-- start of Information supplied --
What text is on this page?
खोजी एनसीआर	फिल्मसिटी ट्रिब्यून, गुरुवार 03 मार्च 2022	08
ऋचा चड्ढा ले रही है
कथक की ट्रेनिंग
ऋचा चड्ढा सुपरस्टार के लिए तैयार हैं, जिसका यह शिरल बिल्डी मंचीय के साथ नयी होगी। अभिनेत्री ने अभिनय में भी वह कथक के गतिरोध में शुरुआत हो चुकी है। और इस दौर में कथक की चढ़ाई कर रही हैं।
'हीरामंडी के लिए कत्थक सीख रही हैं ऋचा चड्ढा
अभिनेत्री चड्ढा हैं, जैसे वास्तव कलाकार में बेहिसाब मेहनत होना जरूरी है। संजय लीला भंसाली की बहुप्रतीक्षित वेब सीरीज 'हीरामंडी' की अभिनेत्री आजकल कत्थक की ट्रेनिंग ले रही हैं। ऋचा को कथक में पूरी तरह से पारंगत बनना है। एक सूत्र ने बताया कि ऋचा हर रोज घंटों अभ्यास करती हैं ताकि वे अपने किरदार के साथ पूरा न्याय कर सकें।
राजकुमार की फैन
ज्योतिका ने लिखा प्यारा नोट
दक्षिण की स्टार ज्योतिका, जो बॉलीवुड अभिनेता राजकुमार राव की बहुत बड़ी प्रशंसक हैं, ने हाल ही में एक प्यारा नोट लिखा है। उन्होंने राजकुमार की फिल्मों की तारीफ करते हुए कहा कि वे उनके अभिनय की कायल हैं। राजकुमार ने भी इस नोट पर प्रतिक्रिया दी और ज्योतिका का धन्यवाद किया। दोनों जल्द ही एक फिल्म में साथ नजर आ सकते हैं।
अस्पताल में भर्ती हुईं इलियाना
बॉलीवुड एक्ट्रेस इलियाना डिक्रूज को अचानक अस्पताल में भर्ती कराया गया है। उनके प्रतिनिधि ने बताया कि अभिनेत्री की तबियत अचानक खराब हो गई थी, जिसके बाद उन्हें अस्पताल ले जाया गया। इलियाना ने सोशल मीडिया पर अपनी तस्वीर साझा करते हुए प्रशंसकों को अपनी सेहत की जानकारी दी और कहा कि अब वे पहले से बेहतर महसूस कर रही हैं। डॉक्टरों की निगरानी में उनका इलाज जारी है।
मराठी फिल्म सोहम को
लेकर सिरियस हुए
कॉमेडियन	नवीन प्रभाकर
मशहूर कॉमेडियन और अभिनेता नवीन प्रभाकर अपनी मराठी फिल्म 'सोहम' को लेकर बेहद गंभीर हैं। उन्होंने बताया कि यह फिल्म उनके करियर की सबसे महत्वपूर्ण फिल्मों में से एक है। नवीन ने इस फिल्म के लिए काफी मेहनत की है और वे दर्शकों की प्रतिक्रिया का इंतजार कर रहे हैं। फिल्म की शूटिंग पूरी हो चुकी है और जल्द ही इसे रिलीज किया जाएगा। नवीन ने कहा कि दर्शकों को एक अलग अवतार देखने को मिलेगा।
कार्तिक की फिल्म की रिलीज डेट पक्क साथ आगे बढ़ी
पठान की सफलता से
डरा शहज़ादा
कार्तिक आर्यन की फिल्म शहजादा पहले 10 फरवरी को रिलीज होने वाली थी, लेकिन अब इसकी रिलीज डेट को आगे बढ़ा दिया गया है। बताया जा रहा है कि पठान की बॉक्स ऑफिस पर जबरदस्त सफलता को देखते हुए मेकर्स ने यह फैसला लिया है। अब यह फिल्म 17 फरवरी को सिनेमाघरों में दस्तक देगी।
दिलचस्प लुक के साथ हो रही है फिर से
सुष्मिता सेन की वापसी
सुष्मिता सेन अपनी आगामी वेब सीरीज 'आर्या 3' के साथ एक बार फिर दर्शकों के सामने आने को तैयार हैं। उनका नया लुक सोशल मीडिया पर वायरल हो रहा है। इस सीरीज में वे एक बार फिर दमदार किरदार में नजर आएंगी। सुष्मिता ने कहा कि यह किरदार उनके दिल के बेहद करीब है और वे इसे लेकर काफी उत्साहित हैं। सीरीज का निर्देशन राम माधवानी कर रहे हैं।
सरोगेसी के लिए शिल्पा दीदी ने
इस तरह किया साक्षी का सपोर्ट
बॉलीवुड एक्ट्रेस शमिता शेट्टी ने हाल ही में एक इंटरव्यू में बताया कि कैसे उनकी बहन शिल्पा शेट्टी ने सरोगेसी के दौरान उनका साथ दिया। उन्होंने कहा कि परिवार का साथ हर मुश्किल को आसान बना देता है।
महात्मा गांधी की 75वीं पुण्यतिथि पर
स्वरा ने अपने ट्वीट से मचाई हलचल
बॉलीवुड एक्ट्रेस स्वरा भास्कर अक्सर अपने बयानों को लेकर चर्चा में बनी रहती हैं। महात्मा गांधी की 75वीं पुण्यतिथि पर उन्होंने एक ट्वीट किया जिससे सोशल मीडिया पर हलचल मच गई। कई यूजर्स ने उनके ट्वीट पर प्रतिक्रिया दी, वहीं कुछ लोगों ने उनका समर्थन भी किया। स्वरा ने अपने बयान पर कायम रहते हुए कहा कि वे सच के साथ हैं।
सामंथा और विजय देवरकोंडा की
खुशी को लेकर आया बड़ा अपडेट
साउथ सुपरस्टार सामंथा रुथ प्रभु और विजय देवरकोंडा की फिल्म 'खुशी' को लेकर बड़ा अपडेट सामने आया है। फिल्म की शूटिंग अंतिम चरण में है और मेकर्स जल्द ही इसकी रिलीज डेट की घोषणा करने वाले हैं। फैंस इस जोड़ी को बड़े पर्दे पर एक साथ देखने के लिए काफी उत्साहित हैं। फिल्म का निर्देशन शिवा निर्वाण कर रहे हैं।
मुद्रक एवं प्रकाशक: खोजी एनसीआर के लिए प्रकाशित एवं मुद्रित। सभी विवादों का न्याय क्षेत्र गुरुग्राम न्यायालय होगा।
-- end of Information supplied --
Given request — Write out the data exactly as it stands.

Task solution —
What text is on this page?
खोजी एनसीआर	फिल्मसिटी ट्रिब्यून, गुरुवार 03 मार्च 2022	08
ऋचा चड्ढा ले रही है
कथक की ट्रेनिंग
ऋचा चड्ढा सुपरस्टार के लिए तैयार हैं, जिसका यह शिरल बिल्डी मंचीय के साथ नयी होगी। अभिनेत्री ने अभिनय में भी वह कथक के गतिरोध में शुरुआत हो चुकी है। और इस दौर में कथक की चढ़ाई कर रही हैं।
'हीरामंडी के लिए कत्थक सीख रही हैं ऋचा चड्ढा
अभिनेत्री चड्ढा हैं, जैसे वास्तव कलाकार में बेहिसाब मेहनत होना जरूरी है। संजय लीला भंसाली की बहुप्रतीक्षित वेब सीरीज 'हीरामंडी' की अभिनेत्री आजकल कत्थक की ट्रेनिंग ले रही हैं। ऋचा को कथक में पूरी तरह से पारंगत बनना है। एक सूत्र ने बताया कि ऋचा हर रोज घंटों अभ्यास करती हैं ताकि वे अपने किरदार के साथ पूरा न्याय कर सकें।
राजकुमार की फैन
ज्योतिका ने लिखा प्यारा नोट
दक्षिण की स्टार ज्योतिका, जो बॉलीवुड अभिनेता राजकुमार राव की बहुत बड़ी प्रशंसक हैं, ने हाल ही में एक प्यारा नोट लिखा है। उन्होंने राजकुमार की फिल्मों की तारीफ करते हुए कहा कि वे उनके अभिनय की कायल हैं। राजकुमार ने भी इस नोट पर प्रतिक्रिया दी और ज्योतिका का धन्यवाद किया। दोनों जल्द ही एक फिल्म में साथ नजर आ सकते हैं।
अस्पताल में भर्ती हुईं इलियाना
बॉलीवुड एक्ट्रेस इलियाना डिक्रूज को अचानक अस्पताल में भर्ती कराया गया है। उनके प्रतिनिधि ने बताया कि अभिनेत्री की तबियत अचानक खराब हो गई थी, जिसके बाद उन्हें अस्पताल ले जाया गया। इलियाना ने सोशल मीडिया पर अपनी तस्वीर साझा करते हुए प्रशंसकों को अपनी सेहत की जानकारी दी और कहा कि अब वे पहले से बेहतर महसूस कर रही हैं। डॉक्टरों की निगरानी में उनका इलाज जारी है।
मराठी फिल्म सोहम को
लेकर सिरियस हुए
कॉमेडियन	नवीन प्रभाकर
मशहूर कॉमेडियन और अभिनेता नवीन प्रभाकर अपनी मराठी फिल्म 'सोहम' को लेकर बेहद गंभीर हैं। उन्होंने बताया कि यह फिल्म उनके करियर की सबसे महत्वपूर्ण फिल्मों में से एक है। नवीन ने इस फिल्म के लिए काफी मेहनत की है और वे दर्शकों की प्रतिक्रिया का इंतजार कर रहे हैं। फिल्म की शूटिंग पूरी हो चुकी है और जल्द ही इसे रिलीज किया जाएगा। नवीन ने कहा कि दर्शकों को एक अलग अवतार देखने को मिलेगा।
कार्तिक की फिल्म की रिलीज डेट पक्क साथ आगे बढ़ी
पठान की सफलता से
डरा शहज़ादा
कार्तिक आर्यन की फिल्म शहजादा पहले 10 फरवरी को रिलीज होने वाली थी, लेकिन अब इसकी रिलीज डेट को आगे बढ़ा दिया गया है। बताया जा रहा है कि पठान की बॉक्स ऑफिस पर जबरदस्त सफलता को देखते हुए मेकर्स ने यह फैसला लिया है। अब यह फिल्म 17 फरवरी को सिनेमाघरों में दस्तक देगी।
दिलचस्प लुक के साथ हो रही है फिर से
सुष्मिता सेन की वापसी
सुष्मिता सेन अपनी आगामी वेब सीरीज 'आर्या 3' के साथ एक बार फिर दर्शकों के सामने आने को तैयार हैं। उनका नया लुक सोशल मीडिया पर वायरल हो रहा है। इस सीरीज में वे एक बार फिर दमदार किरदार में नजर आएंगी। सुष्मिता ने कहा कि यह किरदार उनके दिल के बेहद करीब है और वे इसे लेकर काफी उत्साहित हैं। सीरीज का निर्देशन राम माधवानी कर रहे हैं।
सरोगेसी के लिए शिल्पा दीदी ने
इस तरह किया साक्षी का सपोर्ट
बॉलीवुड एक्ट्रेस शमिता शेट्टी ने हाल ही में एक इंटरव्यू में बताया कि कैसे उनकी बहन शिल्पा शेट्टी ने सरोगेसी के दौरान उनका साथ दिया। उन्होंने कहा कि परिवार का साथ हर मुश्किल को आसान बना देता है।
महात्मा गांधी की 75वीं पुण्यतिथि पर
स्वरा ने अपने ट्वीट से मचाई हलचल
बॉलीवुड एक्ट्रेस स्वरा भास्कर अक्सर अपने बयानों को लेकर चर्चा में बनी रहती हैं। महात्मा गांधी की 75वीं पुण्यतिथि पर उन्होंने एक ट्वीट किया जिससे सोशल मीडिया पर हलचल मच गई। कई यूजर्स ने उनके ट्वीट पर प्रतिक्रिया दी, वहीं कुछ लोगों ने उनका समर्थन भी किया। स्वरा ने अपने बयान पर कायम रहते हुए कहा कि वे सच के साथ हैं।
सामंथा और विजय देवरकोंडा की
खुशी को लेकर आया बड़ा अपडेट
साउथ सुपरस्टार सामंथा रुथ प्रभु और विजय देवरकोंडा की फिल्म 'खुशी' को लेकर बड़ा अपडेट सामने आया है। फिल्म की शूटिंग अंतिम चरण में है और मेकर्स जल्द ही इसकी रिलीज डेट की घोषणा करने वाले हैं। फैंस इस जोड़ी को बड़े पर्दे पर एक साथ देखने के लिए काफी उत्साहित हैं। फिल्म का निर्देशन शिवा निर्वाण कर रहे हैं।
मुद्रक एवं प्रकाशक: खोजी एनसीआर के लिए प्रकाशित एवं मुद्रित। सभी विवादों का न्याय क्षेत्र गुरुग्राम न्यायालय होगा।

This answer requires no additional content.